## Requirement
Write out all of the records precisely. Skip anything that is a picture.

Collection entries:

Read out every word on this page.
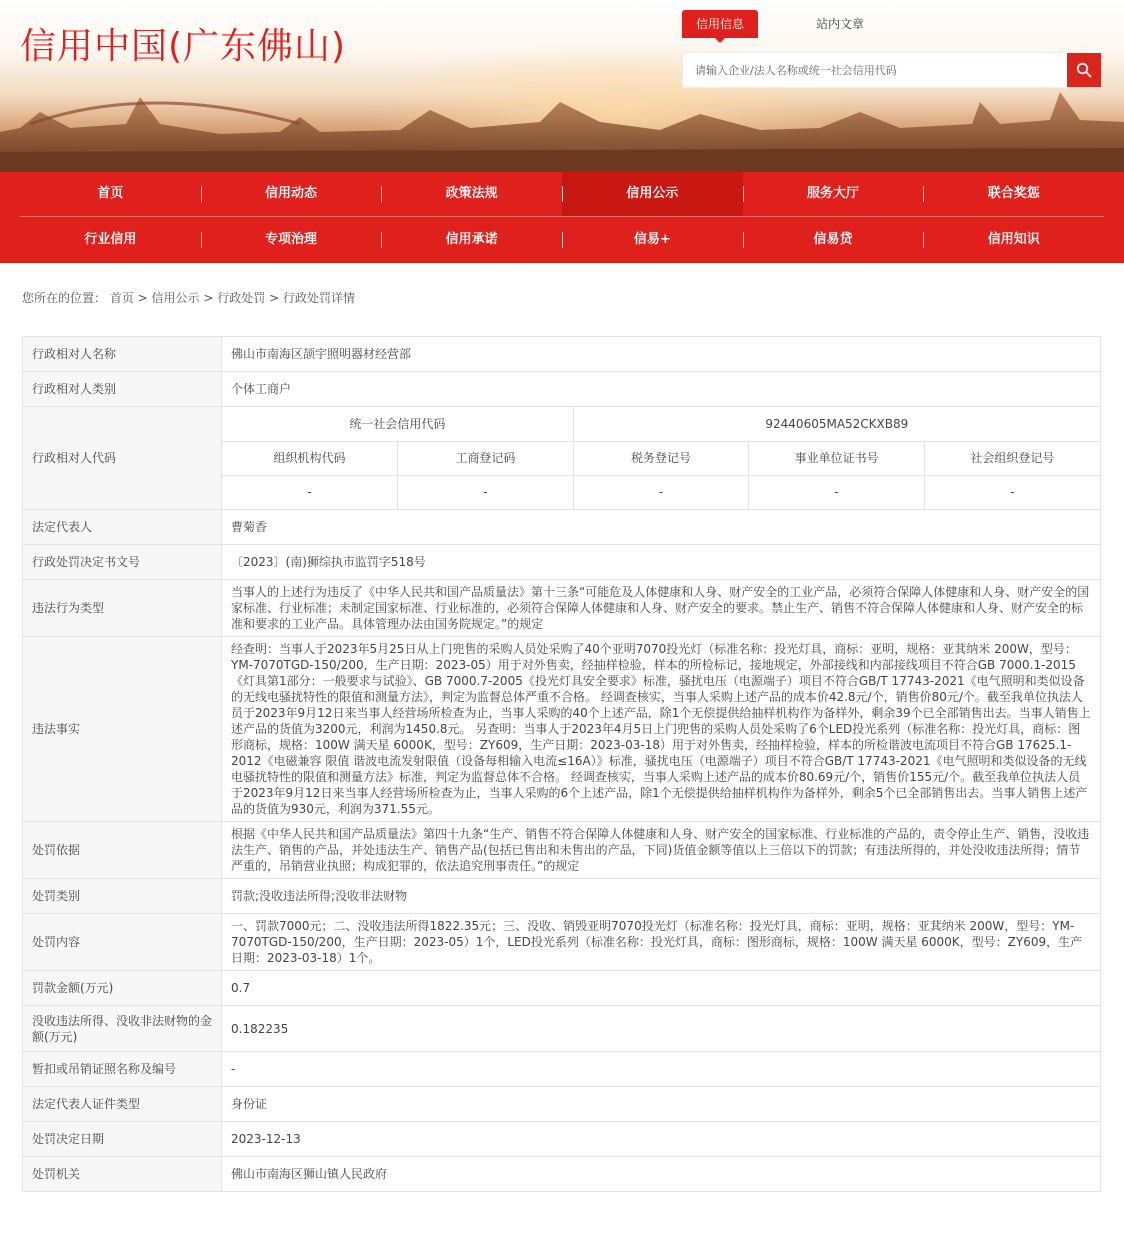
信用中国(广东佛山)
信用信息	站内文章
请输入企业/法人名称或统一社会信用代码
首页	信用动态	政策法规	信用公示	服务大厅	联合奖惩
行业信用	专项治理	信用承诺	信易+	信易贷	信用知识
您所在的位置： 首页 > 信用公示 > 行政处罚 > 行政处罚详情
行政相对人名称	佛山市南海区颉宇照明器材经营部
行政相对人类别	个体工商户
行政相对人代码	
统一社会信用代码	92440605MA52CKXB89
组织机构代码	工商登记码	税务登记号	事业单位证书号	社会组织登记号
-	-	-	-	-

法定代表人	曹菊香
行政处罚决定书文号	〔2023〕(南)狮综执市监罚字518号
违法行为类型	当事人的上述行为违反了《中华人民共和国产品质量法》第十三条“可能危及人体健康和人身、财产安全的工业产品，必须符合保障人体健康和人身、财产安全的国家标准、行业标准；未制定国家标准、行业标准的，必须符合保障人体健康和人身、财产安全的要求。禁止生产、销售不符合保障人体健康和人身、财产安全的标准和要求的工业产品。具体管理办法由国务院规定。”的规定
违法事实	经查明：当事人于2023年5月25日从上门兜售的采购人员处采购了40个亚明7070投光灯（标准名称：投光灯具，商标：亚明，规格：亚萁纳米 200W，型号：YM-7070TGD-150/200，生产日期：2023-05）用于对外售卖，经抽样检验，样本的所检标记，接地规定，外部接线和内部接线项目不符合GB 7000.1-2015《灯具第1部分：一般要求与试验》、GB 7000.7-2005《投光灯具安全要求》标准，骚扰电压（电源端子）项目不符合GB/T 17743-2021《电气照明和类似设备的无线电骚扰特性的限值和测量方法》，判定为监督总体严重不合格。 经调查核实，当事人采购上述产品的成本价42.8元/个，销售价80元/个。截至我单位执法人员于2023年9月12日来当事人经营场所检查为止，当事人采购的40个上述产品，除1个无偿提供给抽样机构作为备样外，剩余39个已全部销售出去。当事人销售上述产品的货值为3200元，利润为1450.8元。 另查明：当事人于2023年4月5日上门兜售的采购人员处采购了6个LED投光系列（标准名称：投光灯具，商标：图形商标，规格：100W 满天星 6000K，型号：ZY609，生产日期：2023-03-18）用于对外售卖，经抽样检验，样本的所检谐波电流项目不符合GB 17625.1-2012《电磁兼容 限值 谐波电流发射限值（设备每相输入电流≤16A）》标准，骚扰电压（电源端子）项目不符合GB/T 17743-2021《电气照明和类似设备的无线电骚扰特性的限值和测量方法》标准，判定为监督总体不合格。 经调查核实，当事人采购上述产品的成本价80.69元/个，销售价155元/个。截至我单位执法人员于2023年9月12日来当事人经营场所检查为止，当事人采购的6个上述产品，除1个无偿提供给抽样机构作为备样外，剩余5个已全部销售出去。当事人销售上述产品的货值为930元，利润为371.55元。
处罚依据	根据《中华人民共和国产品质量法》第四十九条“生产、销售不符合保障人体健康和人身、财产安全的国家标准、行业标准的产品的，责令停止生产、销售，没收违法生产、销售的产品，并处违法生产、销售产品(包括已售出和未售出的产品，下同)货值金额等值以上三倍以下的罚款；有违法所得的，并处没收违法所得；情节严重的，吊销营业执照；构成犯罪的，依法追究刑事责任。”的规定
处罚类别	罚款;没收违法所得;没收非法财物
处罚内容	一、罚款7000元；二、没收违法所得1822.35元；三、没收、销毁亚明7070投光灯（标准名称：投光灯具，商标：亚明，规格：亚萁纳米 200W，型号：YM-7070TGD-150/200，生产日期：2023-05）1个，LED投光系列（标准名称：投光灯具，商标：图形商标，规格：100W 满天星 6000K，型号：ZY609，生产日期：2023-03-18）1个。
罚款金额(万元)	0.7
没收违法所得、没收非法财物的金额(万元)	0.182235
暂扣或吊销证照名称及编号	-
法定代表人证件类型	身份证
处罚决定日期	2023-12-13
处罚机关	佛山市南海区狮山镇人民政府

## Written solution
Read out every word on this page.
信用中国(广东佛山)
信用信息	站内文章
请输入企业/法人名称或统一社会信用代码
首页	信用动态	政策法规	信用公示	服务大厅	联合奖惩
行业信用	专项治理	信用承诺	信易+	信易贷	信用知识
您所在的位置： 首页 > 信用公示 > 行政处罚 > 行政处罚详情
行政相对人名称	佛山市南海区颉宇照明器材经营部
行政相对人类别	个体工商户
行政相对人代码	
统一社会信用代码	92440605MA52CKXB89
组织机构代码	工商登记码	税务登记号	事业单位证书号	社会组织登记号
-	-	-	-	-

法定代表人	曹菊香
行政处罚决定书文号	〔2023〕(南)狮综执市监罚字518号
违法行为类型	当事人的上述行为违反了《中华人民共和国产品质量法》第十三条“可能危及人体健康和人身、财产安全的工业产品，必须符合保障人体健康和人身、财产安全的国家标准、行业标准；未制定国家标准、行业标准的，必须符合保障人体健康和人身、财产安全的要求。禁止生产、销售不符合保障人体健康和人身、财产安全的标准和要求的工业产品。具体管理办法由国务院规定。”的规定
违法事实	经查明：当事人于2023年5月25日从上门兜售的采购人员处采购了40个亚明7070投光灯（标准名称：投光灯具，商标：亚明，规格：亚萁纳米 200W，型号：YM-7070TGD-150/200，生产日期：2023-05）用于对外售卖，经抽样检验，样本的所检标记，接地规定，外部接线和内部接线项目不符合GB 7000.1-2015《灯具第1部分：一般要求与试验》、GB 7000.7-2005《投光灯具安全要求》标准，骚扰电压（电源端子）项目不符合GB/T 17743-2021《电气照明和类似设备的无线电骚扰特性的限值和测量方法》，判定为监督总体严重不合格。 经调查核实，当事人采购上述产品的成本价42.8元/个，销售价80元/个。截至我单位执法人员于2023年9月12日来当事人经营场所检查为止，当事人采购的40个上述产品，除1个无偿提供给抽样机构作为备样外，剩余39个已全部销售出去。当事人销售上述产品的货值为3200元，利润为1450.8元。 另查明：当事人于2023年4月5日上门兜售的采购人员处采购了6个LED投光系列（标准名称：投光灯具，商标：图形商标，规格：100W 满天星 6000K，型号：ZY609，生产日期：2023-03-18）用于对外售卖，经抽样检验，样本的所检谐波电流项目不符合GB 17625.1-2012《电磁兼容 限值 谐波电流发射限值（设备每相输入电流≤16A）》标准，骚扰电压（电源端子）项目不符合GB/T 17743-2021《电气照明和类似设备的无线电骚扰特性的限值和测量方法》标准，判定为监督总体不合格。 经调查核实，当事人采购上述产品的成本价80.69元/个，销售价155元/个。截至我单位执法人员于2023年9月12日来当事人经营场所检查为止，当事人采购的6个上述产品，除1个无偿提供给抽样机构作为备样外，剩余5个已全部销售出去。当事人销售上述产品的货值为930元，利润为371.55元。
处罚依据	根据《中华人民共和国产品质量法》第四十九条“生产、销售不符合保障人体健康和人身、财产安全的国家标准、行业标准的产品的，责令停止生产、销售，没收违法生产、销售的产品，并处违法生产、销售产品(包括已售出和未售出的产品，下同)货值金额等值以上三倍以下的罚款；有违法所得的，并处没收违法所得；情节严重的，吊销营业执照；构成犯罪的，依法追究刑事责任。”的规定
处罚类别	罚款;没收违法所得;没收非法财物
处罚内容	一、罚款7000元；二、没收违法所得1822.35元；三、没收、销毁亚明7070投光灯（标准名称：投光灯具，商标：亚明，规格：亚萁纳米 200W，型号：YM-7070TGD-150/200，生产日期：2023-05）1个，LED投光系列（标准名称：投光灯具，商标：图形商标，规格：100W 满天星 6000K，型号：ZY609，生产日期：2023-03-18）1个。
罚款金额(万元)	0.7
没收违法所得、没收非法财物的金额(万元)	0.182235
暂扣或吊销证照名称及编号	-
法定代表人证件类型	身份证
处罚决定日期	2023-12-13
处罚机关	佛山市南海区狮山镇人民政府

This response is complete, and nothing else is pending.